> [Requirement]: Leave the pictures out and print every record below exactly as it stands.

[Data records]
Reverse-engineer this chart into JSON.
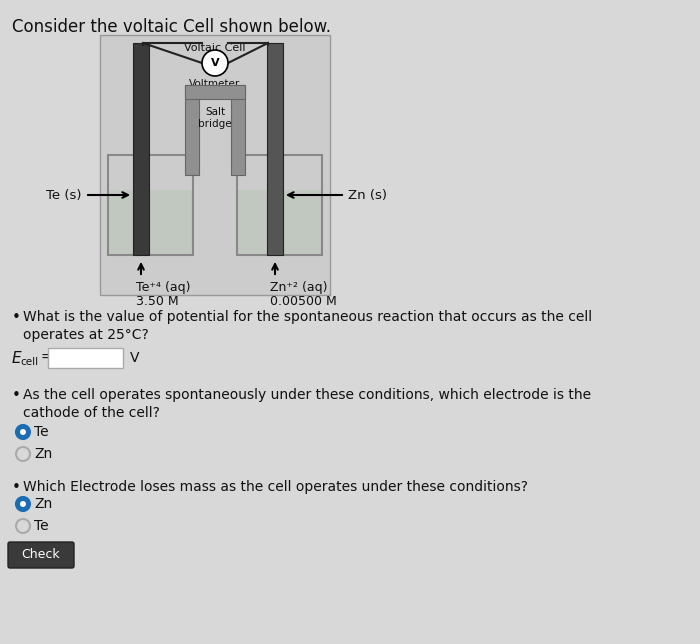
{
  "title": "Consider the voltaic Cell shown below.",
  "voltaic_cell_label": "Voltaic Cell",
  "voltmeter_label": "Voltmeter",
  "te_label": "Te (s)",
  "zn_label": "Zn (s)",
  "te_sol1": "Te⁺⁴ (aq)",
  "te_sol2": "3.50 M",
  "zn_sol1": "Zn⁺² (aq)",
  "zn_sol2": "0.00500 M",
  "q1": "What is the value of potential for the spontaneous reaction that occurs as the cell\noperates at 25°C?",
  "q2": "As the cell operates spontaneously under these conditions, which electrode is the\ncathode of the cell?",
  "q3": "Which Electrode loses mass as the cell operates under these conditions?",
  "check_label": "Check",
  "bg_color": "#d8d8d8",
  "cell_bg": "#c8c8c8",
  "beaker_fill": "#c0c8c0",
  "salt_bridge_fill": "#888888",
  "electrode_dark": "#3a3a3a",
  "electrode_mid": "#555555",
  "wire_color": "#222222",
  "text_color": "#111111",
  "selected_radio": "#1a6db5",
  "unselected_radio": "#aaaaaa",
  "check_btn_color": "#3a3a3a",
  "input_box_color": "#ffffff"
}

> [Finished task]:
Reverse-engineer this chart into JSON.
{
  "title": "Consider the voltaic Cell shown below.",
  "voltaic_cell_label": "Voltaic Cell",
  "voltmeter_label": "Voltmeter",
  "te_label": "Te (s)",
  "zn_label": "Zn (s)",
  "te_sol1": "Te⁺⁴ (aq)",
  "te_sol2": "3.50 M",
  "zn_sol1": "Zn⁺² (aq)",
  "zn_sol2": "0.00500 M",
  "q1": "What is the value of potential for the spontaneous reaction that occurs as the cell\noperates at 25°C?",
  "q2": "As the cell operates spontaneously under these conditions, which electrode is the\ncathode of the cell?",
  "q3": "Which Electrode loses mass as the cell operates under these conditions?",
  "check_label": "Check",
  "bg_color": "#d8d8d8",
  "cell_bg": "#c8c8c8",
  "beaker_fill": "#c0c8c0",
  "salt_bridge_fill": "#888888",
  "electrode_dark": "#3a3a3a",
  "electrode_mid": "#555555",
  "wire_color": "#222222",
  "text_color": "#111111",
  "selected_radio": "#1a6db5",
  "unselected_radio": "#aaaaaa",
  "check_btn_color": "#3a3a3a",
  "input_box_color": "#ffffff"
}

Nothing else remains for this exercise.